[JOB]: Gather every line that includes the word "Аспекты", please.

Part of a data file:
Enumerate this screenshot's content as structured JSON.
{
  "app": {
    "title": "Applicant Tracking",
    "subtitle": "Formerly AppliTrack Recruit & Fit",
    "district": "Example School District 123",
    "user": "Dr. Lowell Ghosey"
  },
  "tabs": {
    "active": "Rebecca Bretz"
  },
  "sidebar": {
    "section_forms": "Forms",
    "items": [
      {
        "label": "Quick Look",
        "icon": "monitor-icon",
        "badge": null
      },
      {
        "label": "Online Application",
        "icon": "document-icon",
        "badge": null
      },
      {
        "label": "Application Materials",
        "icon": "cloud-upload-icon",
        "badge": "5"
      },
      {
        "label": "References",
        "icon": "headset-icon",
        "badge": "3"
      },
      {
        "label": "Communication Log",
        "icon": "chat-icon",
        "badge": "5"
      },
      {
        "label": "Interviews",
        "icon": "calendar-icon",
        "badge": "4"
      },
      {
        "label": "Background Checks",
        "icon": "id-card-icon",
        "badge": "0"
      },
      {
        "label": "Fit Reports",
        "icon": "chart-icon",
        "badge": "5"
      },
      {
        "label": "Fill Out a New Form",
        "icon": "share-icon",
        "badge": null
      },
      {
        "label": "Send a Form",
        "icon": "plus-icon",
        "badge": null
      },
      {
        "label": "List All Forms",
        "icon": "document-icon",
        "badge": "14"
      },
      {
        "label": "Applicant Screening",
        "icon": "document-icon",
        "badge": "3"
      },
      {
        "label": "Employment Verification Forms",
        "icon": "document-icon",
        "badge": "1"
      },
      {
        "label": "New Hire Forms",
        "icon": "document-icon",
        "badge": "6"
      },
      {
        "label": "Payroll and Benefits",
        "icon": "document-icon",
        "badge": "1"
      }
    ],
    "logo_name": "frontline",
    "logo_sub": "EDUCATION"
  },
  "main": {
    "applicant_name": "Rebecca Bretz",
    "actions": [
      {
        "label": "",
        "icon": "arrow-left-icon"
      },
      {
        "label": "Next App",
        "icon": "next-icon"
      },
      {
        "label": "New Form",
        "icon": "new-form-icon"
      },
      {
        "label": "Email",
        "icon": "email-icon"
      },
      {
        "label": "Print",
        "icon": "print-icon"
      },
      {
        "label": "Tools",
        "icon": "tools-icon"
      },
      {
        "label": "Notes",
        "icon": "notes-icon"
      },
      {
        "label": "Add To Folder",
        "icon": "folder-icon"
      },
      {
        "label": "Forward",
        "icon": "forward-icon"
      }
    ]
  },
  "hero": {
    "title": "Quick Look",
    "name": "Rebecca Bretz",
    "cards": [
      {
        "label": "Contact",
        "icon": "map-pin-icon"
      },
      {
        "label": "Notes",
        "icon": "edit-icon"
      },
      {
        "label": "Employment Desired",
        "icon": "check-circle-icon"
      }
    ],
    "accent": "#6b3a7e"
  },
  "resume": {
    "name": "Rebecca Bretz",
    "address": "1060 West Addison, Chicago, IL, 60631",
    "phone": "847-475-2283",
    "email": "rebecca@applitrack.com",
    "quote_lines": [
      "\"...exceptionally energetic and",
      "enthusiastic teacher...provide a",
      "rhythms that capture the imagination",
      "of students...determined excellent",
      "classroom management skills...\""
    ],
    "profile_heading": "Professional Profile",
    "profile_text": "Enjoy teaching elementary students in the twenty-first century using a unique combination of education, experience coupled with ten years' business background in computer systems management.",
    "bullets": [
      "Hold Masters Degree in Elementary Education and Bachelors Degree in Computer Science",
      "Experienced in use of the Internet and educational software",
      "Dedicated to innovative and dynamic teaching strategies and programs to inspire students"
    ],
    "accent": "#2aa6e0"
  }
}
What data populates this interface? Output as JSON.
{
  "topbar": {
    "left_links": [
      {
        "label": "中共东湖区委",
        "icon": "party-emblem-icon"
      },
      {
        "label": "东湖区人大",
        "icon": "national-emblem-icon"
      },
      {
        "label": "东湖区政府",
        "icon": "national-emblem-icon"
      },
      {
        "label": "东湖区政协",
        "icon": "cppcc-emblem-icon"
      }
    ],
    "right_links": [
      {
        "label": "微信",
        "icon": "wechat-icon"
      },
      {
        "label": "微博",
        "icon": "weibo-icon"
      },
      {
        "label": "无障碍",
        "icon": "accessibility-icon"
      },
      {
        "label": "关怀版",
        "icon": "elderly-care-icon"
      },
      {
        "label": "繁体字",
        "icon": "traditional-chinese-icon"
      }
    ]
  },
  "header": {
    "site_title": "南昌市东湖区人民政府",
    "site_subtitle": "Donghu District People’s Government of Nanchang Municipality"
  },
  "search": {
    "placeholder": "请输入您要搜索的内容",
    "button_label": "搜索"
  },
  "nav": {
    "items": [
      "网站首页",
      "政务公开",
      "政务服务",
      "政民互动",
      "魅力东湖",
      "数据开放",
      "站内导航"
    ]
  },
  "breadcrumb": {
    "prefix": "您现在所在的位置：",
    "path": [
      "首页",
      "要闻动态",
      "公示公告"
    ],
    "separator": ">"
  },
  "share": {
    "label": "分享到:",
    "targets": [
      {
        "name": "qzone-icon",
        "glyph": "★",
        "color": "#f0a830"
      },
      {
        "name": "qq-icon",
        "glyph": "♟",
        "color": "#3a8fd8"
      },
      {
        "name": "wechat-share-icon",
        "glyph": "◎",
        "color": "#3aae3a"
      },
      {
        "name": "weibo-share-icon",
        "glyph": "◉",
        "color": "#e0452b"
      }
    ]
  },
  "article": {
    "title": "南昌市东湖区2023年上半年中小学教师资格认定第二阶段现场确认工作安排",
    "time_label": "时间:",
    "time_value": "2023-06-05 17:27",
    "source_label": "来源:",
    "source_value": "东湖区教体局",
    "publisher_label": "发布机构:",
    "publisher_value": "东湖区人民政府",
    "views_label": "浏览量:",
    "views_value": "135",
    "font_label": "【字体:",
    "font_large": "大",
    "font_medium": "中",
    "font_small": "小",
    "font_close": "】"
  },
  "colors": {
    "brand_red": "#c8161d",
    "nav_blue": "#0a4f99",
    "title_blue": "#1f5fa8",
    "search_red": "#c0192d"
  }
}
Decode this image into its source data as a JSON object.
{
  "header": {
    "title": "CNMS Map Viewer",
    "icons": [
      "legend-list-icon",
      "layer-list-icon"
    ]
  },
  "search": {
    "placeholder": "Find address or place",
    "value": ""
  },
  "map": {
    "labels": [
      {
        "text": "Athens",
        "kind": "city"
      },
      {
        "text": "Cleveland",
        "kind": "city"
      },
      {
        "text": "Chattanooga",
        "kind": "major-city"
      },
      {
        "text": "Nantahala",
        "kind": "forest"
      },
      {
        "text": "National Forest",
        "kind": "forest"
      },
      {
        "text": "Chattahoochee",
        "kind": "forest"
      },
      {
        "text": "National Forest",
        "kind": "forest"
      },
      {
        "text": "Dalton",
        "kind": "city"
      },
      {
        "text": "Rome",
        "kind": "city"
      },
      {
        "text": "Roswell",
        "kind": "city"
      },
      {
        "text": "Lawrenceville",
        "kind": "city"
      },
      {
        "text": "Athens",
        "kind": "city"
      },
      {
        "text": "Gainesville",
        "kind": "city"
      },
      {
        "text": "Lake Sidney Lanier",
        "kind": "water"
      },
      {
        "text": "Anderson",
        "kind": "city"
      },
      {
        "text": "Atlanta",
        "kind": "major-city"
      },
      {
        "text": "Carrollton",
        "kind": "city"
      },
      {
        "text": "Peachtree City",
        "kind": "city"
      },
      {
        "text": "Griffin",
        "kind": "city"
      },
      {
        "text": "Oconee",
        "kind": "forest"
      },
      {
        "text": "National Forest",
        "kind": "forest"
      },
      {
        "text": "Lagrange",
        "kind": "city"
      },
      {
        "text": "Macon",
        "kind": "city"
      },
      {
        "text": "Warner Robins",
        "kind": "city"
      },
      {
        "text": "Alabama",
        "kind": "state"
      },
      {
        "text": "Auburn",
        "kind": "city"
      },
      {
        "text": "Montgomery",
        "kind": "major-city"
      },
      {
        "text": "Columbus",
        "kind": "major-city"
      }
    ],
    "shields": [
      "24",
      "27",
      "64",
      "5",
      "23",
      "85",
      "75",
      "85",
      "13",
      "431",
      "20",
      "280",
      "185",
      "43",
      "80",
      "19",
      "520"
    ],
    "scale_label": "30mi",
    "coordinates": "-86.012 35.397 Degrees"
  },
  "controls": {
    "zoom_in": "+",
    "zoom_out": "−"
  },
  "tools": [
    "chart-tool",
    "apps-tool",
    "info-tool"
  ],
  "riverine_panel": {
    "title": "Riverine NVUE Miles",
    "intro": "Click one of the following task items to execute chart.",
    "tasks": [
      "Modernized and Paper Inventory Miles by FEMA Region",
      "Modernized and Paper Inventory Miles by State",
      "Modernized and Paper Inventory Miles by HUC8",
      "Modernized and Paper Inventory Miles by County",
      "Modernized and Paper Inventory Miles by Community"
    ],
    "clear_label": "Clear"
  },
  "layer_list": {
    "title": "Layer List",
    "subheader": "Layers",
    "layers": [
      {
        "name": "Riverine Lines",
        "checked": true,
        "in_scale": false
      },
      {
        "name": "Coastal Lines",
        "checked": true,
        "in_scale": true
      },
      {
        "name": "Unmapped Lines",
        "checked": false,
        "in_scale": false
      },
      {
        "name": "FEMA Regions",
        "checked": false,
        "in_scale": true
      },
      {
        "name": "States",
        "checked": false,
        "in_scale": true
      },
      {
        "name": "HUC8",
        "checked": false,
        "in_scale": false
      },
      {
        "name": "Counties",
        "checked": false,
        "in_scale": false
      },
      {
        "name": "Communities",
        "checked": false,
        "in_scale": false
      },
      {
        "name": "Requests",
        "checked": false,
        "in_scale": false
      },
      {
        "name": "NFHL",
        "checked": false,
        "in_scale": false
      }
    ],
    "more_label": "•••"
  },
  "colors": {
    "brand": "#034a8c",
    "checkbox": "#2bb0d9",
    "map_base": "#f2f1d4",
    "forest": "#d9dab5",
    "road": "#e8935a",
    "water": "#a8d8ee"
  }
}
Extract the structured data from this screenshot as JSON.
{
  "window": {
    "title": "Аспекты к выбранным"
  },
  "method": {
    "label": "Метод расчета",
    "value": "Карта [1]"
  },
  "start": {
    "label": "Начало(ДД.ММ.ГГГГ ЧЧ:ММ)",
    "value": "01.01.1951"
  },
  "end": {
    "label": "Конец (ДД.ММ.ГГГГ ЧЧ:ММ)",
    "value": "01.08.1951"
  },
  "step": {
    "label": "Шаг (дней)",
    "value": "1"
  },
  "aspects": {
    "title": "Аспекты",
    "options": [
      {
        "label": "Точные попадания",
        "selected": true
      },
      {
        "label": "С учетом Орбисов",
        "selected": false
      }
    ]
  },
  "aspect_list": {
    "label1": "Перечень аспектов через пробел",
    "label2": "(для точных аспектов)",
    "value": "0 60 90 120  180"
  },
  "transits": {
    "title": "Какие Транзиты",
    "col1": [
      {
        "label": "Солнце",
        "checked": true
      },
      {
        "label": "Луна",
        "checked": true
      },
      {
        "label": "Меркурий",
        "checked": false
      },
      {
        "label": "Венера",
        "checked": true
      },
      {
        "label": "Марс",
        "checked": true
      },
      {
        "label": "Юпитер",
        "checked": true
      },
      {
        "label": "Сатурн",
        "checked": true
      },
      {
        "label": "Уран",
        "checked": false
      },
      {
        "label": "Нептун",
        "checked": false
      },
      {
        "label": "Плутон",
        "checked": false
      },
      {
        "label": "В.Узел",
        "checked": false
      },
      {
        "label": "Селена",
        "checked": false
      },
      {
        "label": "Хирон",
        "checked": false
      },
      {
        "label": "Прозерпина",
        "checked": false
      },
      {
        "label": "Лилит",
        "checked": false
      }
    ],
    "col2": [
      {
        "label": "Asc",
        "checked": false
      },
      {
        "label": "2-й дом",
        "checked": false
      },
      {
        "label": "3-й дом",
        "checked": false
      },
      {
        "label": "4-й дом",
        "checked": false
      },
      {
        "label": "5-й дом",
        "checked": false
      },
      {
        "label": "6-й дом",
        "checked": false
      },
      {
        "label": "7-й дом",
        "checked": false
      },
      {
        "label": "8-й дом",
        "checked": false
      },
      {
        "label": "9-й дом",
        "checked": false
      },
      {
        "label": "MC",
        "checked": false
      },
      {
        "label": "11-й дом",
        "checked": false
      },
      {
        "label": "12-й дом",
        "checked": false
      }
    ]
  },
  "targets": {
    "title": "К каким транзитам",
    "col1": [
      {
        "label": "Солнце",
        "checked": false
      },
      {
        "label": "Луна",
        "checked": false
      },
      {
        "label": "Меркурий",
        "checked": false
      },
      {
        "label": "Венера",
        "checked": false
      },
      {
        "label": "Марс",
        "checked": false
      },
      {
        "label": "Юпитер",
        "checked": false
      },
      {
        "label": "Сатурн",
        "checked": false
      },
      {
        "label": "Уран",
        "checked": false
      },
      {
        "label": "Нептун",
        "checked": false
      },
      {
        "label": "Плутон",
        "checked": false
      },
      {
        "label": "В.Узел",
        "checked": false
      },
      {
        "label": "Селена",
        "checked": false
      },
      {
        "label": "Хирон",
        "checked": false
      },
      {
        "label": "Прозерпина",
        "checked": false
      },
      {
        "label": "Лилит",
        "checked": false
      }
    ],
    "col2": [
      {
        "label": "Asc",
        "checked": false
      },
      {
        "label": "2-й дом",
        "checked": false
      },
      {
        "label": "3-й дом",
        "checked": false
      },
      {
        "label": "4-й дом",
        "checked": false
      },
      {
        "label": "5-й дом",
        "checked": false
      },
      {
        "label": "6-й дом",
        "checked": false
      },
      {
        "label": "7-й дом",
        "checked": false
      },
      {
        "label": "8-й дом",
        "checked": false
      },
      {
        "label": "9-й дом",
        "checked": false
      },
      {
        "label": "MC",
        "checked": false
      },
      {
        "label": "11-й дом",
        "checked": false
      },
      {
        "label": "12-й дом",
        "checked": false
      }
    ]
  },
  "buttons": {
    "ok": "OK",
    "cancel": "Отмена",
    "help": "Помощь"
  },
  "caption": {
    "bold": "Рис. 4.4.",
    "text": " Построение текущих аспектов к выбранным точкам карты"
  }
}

[CORRECT RESULT]:
    "title": "Аспекты к выбранным"
    "title": "Аспекты",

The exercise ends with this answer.